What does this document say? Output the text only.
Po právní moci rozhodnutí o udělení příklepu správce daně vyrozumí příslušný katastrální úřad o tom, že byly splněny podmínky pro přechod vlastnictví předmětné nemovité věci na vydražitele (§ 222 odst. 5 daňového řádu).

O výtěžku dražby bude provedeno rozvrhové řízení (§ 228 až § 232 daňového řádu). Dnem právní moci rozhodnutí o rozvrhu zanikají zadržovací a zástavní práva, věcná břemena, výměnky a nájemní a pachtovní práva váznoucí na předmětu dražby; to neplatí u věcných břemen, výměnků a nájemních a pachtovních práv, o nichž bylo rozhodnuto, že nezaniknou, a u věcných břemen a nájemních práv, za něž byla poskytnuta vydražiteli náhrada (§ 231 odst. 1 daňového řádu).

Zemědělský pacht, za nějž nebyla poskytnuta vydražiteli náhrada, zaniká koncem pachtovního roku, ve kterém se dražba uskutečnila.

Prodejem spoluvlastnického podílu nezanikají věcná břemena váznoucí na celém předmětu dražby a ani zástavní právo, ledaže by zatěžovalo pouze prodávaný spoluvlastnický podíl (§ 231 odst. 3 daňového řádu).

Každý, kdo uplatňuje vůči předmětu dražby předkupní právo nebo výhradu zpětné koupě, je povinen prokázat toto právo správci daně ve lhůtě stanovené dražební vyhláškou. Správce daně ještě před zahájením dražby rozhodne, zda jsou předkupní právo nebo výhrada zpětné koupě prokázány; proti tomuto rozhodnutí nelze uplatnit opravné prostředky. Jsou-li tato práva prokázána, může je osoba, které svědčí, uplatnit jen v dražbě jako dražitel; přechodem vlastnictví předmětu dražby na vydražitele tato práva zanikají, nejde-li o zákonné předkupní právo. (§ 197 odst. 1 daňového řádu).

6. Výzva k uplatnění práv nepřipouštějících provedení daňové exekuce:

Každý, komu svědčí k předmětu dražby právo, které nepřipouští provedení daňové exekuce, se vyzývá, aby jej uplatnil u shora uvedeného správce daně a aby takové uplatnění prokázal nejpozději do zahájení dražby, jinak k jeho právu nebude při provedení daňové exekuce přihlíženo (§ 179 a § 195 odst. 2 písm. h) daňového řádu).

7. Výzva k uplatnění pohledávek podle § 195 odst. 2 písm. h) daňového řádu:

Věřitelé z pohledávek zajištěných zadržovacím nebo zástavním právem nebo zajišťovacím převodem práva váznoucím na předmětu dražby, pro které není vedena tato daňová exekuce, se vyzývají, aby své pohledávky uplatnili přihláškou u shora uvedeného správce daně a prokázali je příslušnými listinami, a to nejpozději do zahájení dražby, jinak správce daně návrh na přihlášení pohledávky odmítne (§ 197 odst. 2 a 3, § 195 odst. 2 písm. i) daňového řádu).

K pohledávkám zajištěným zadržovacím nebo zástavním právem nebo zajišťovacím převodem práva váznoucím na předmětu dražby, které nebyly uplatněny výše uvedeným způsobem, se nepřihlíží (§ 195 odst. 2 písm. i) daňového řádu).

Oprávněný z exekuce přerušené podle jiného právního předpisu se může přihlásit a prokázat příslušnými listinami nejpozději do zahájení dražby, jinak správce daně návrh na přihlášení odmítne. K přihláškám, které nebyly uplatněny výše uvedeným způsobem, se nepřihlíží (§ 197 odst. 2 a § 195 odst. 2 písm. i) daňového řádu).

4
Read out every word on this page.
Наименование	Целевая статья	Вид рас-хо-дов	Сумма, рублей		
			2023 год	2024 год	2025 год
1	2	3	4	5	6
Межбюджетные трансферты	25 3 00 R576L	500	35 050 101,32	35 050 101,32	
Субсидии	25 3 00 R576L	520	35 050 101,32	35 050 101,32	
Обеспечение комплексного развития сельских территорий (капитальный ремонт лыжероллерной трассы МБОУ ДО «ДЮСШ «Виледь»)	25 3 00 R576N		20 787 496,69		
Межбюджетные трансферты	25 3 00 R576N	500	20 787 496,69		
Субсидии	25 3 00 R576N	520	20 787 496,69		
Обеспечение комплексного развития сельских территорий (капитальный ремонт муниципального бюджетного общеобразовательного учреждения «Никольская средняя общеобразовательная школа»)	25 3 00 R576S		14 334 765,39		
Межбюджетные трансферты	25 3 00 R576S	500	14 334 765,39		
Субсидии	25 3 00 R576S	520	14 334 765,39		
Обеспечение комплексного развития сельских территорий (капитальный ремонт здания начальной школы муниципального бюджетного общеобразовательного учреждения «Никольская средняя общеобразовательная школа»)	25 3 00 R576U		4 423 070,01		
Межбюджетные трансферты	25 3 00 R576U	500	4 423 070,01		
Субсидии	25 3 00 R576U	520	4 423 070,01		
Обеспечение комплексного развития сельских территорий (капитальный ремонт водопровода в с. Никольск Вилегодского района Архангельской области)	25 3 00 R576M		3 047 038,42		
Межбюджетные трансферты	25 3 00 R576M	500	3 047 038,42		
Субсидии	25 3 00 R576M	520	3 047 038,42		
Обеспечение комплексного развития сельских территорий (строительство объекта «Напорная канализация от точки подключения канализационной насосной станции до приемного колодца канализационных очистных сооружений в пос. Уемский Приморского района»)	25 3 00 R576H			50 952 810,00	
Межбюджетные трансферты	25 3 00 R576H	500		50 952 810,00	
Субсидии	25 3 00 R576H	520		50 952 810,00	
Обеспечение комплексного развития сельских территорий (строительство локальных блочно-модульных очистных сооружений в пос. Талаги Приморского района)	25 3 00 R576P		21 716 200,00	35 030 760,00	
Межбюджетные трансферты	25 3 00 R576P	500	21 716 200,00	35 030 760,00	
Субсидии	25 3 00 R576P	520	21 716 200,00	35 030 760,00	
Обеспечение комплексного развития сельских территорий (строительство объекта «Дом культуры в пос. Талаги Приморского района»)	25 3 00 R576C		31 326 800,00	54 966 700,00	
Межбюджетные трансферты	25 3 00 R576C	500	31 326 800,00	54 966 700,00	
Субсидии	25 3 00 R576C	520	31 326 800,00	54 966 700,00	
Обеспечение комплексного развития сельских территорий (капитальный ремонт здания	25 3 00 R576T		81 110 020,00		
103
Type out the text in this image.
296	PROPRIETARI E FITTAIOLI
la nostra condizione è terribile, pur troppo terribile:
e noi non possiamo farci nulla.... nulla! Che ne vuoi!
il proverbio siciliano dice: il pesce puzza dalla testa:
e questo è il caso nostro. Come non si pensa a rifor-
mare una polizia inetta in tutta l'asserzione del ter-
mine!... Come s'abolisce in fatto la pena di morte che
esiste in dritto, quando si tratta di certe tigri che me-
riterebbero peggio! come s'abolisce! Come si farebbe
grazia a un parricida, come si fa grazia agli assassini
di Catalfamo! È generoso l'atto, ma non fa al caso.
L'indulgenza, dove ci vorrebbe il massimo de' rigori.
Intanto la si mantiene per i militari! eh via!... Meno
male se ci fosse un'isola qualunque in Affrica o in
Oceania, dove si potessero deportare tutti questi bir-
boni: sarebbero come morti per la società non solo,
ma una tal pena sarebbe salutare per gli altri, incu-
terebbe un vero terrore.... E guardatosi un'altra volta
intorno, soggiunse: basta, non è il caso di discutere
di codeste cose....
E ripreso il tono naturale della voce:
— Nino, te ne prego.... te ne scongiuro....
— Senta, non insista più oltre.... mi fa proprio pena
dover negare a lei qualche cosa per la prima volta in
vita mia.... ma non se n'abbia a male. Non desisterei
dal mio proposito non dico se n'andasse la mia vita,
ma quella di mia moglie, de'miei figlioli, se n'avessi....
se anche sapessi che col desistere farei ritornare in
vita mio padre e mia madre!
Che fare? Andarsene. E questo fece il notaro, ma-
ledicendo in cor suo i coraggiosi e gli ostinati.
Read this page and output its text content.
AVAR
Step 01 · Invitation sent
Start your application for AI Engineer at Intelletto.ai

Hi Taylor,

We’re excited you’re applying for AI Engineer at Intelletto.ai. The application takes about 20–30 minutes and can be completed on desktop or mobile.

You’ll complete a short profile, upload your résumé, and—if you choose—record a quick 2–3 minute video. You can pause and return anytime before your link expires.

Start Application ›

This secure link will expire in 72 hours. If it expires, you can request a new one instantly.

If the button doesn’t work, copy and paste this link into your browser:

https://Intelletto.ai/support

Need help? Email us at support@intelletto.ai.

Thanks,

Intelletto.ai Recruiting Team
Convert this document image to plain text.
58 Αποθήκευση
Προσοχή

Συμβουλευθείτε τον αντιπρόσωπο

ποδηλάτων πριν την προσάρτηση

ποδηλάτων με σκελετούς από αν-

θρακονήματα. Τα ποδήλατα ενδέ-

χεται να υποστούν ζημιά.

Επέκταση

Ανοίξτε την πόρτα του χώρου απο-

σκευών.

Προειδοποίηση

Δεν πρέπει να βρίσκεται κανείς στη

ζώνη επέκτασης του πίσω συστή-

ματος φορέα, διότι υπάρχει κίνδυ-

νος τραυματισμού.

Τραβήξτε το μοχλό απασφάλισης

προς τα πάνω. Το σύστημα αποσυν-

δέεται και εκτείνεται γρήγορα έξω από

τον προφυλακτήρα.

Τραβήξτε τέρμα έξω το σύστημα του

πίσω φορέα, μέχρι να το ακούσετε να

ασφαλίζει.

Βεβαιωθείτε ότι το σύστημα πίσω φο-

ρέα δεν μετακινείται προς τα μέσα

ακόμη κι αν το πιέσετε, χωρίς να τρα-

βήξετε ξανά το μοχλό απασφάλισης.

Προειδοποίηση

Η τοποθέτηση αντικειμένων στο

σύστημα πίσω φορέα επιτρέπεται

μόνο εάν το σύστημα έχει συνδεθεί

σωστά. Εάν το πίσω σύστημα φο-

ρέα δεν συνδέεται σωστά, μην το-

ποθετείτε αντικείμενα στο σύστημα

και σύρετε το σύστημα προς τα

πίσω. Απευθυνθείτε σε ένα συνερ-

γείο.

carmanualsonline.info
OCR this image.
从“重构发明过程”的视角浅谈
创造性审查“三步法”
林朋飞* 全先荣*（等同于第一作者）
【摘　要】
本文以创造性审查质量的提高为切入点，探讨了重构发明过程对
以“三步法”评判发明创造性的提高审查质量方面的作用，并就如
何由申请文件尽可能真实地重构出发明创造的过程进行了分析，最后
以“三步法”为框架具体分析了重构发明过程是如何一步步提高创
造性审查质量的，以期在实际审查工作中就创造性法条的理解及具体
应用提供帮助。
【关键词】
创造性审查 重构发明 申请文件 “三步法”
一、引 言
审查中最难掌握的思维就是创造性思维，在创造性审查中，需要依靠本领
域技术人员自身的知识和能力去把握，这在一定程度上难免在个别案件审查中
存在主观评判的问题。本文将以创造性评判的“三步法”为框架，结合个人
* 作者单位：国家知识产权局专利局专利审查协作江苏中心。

──────────────────────────────

Begin with the line that contains "OCR this image." and quote each line after it exactly, stopping after the last line of the data.

* Finished task *
OCR this image.
从“重构发明过程”的视角浅谈
创造性审查“三步法”
林朋飞* 全先荣*（等同于第一作者）
【摘　要】
本文以创造性审查质量的提高为切入点，探讨了重构发明过程对
以“三步法”评判发明创造性的提高审查质量方面的作用，并就如
何由申请文件尽可能真实地重构出发明创造的过程进行了分析，最后
以“三步法”为框架具体分析了重构发明过程是如何一步步提高创
造性审查质量的，以期在实际审查工作中就创造性法条的理解及具体
应用提供帮助。
【关键词】
创造性审查 重构发明 申请文件 “三步法”
一、引 言
审查中最难掌握的思维就是创造性思维，在创造性审查中，需要依靠本领
域技术人员自身的知识和能力去把握，这在一定程度上难免在个别案件审查中
存在主观评判的问题。本文将以创造性评判的“三步法”为框架，结合个人
* 作者单位：国家知识产权局专利局专利审查协作江苏中心。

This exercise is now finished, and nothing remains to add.